Problem to solve: Below are the records; copy each line in them that holds the word "document".

Data supplied:
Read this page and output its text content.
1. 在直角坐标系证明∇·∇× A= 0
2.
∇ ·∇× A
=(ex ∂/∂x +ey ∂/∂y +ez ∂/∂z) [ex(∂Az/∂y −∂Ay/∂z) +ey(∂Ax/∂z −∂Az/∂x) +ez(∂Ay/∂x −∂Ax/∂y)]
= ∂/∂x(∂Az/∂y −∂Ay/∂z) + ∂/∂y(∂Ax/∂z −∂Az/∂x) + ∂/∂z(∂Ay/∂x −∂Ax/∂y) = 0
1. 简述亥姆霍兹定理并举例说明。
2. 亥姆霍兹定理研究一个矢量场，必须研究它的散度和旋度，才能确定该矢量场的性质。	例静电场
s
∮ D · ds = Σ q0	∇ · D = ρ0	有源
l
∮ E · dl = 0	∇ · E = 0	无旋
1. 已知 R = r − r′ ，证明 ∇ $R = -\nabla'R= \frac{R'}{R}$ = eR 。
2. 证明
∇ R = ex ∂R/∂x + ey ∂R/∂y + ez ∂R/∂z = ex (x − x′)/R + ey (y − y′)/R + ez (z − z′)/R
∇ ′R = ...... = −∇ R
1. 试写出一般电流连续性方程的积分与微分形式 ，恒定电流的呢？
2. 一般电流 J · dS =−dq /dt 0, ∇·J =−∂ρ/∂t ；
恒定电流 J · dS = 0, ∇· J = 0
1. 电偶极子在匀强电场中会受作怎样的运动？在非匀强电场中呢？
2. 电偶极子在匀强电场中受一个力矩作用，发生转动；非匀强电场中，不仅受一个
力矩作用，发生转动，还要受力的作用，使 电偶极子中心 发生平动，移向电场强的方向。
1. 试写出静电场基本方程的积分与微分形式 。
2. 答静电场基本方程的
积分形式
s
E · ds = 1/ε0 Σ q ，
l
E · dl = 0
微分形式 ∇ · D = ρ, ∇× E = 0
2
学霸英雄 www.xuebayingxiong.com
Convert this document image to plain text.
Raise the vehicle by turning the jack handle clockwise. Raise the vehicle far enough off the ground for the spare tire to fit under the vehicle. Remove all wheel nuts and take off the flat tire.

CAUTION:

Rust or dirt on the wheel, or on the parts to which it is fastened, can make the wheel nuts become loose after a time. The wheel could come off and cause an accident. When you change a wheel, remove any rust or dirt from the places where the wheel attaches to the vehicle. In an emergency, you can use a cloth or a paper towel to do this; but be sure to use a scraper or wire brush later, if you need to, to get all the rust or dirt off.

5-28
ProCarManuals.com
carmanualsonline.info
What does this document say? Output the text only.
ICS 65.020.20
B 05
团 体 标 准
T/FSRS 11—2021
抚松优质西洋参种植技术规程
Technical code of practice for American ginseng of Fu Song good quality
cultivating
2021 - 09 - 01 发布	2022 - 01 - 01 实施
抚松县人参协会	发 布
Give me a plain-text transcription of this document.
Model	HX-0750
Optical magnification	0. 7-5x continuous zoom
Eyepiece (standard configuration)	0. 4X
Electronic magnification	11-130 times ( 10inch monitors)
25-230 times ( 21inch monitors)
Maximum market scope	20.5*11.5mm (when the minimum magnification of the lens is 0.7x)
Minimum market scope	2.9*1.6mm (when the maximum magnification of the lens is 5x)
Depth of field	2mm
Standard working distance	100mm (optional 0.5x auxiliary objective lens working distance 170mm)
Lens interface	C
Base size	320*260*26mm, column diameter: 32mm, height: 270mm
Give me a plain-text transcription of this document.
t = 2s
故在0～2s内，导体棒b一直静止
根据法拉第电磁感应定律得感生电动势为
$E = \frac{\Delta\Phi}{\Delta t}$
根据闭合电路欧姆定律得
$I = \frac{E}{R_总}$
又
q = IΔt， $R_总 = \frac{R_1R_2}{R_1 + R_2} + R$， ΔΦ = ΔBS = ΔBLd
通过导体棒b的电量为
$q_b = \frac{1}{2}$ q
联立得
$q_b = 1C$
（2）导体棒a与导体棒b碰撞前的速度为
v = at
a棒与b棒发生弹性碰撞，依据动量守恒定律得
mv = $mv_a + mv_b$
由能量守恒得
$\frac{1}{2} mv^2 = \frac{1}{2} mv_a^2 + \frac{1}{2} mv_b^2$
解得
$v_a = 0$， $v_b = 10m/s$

Result:
Convert this document image to plain text.
What does this document say? Output the text only.
Give me a plain-text transcription of this document.
Give me a plain-text transcription of this document.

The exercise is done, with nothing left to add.